* Problems to solve
1. Answer these questions from the Array.reduce() explanation, one answer per line, marked the same way.
(a) How many arguments does Array.filter() take?
(b) What does the console.log call in the basic example print?
(c) What initial value is passed to reduce in the more succinct version?
2. List every method called in the two code samples of the Array.reduce() explanation.
3. According to the Array.reduce() explanation, why does doing filter and map in one iteration save little? Answer in one to three sentences.

* Selected extract
Note that while Array.filter() takes only one argument (a function), Array.reduce() also takes an important (though optional) second argument: an initial value for 'memo' that will be passed into that anonymous function as its first argument, and subsequently can be mutated and passed along between function calls. (If it is not supplied, then 'memo' in the first anonymous function call will by default be the first iteratee, and the 'iteratee' argument will actually be the second value in the array)
In our case, we'll pass in an empty array to start, and then choose whether to inject our iteratee into our array or not based on our function--this is the filtering process.
Finally, we'll return our 'array in progress' on each anonymous function call, and reduce will take that return value and pass it as an argument (called memo) to its next function call.
This allows filter and map to happen in one iteration, cutting down our number of required iterations in half--just doing twice as much work each iteration, though, so nothing is really saved other than function calls, which are not so expensive in javascript.
For a more complete explanation, refer to MDN docs (or to my post referenced at the beginning of this answer).
Basic example of a Reduce call:
let array = [1,2,3];
const initialMemo = [];
array = array.reduce((memo, iteratee) => {
// if condition is our filter
if (iteratee > 1) {
// what happens inside the filter is the map
memo.push(iteratee * 2);
}
// this return value will be passed in as the 'memo' argument
// to the next call of this function, and this function will have
// every element passed into it at some point.
return memo;
}, initialMemo)
console.log(array) // [4,6], equivalent to [(2 * 2), (3 * 2)]
more succinct version:
[1,2,3].reduce((memo, value) => value > 1 ? memo.concat(value * 2) : memo, [])

* Data extract

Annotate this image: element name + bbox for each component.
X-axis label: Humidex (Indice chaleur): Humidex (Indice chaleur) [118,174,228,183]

* Per-task answers
1.
(a) One argument, a function.
(b) [4,6]
(c) An empty array, [].

2. reduce, push, log (console.log), concat

3. Halving the number of iterations only means doing twice as much work in each iteration. The only thing saved is function calls, and those are not very expensive in JavaScript.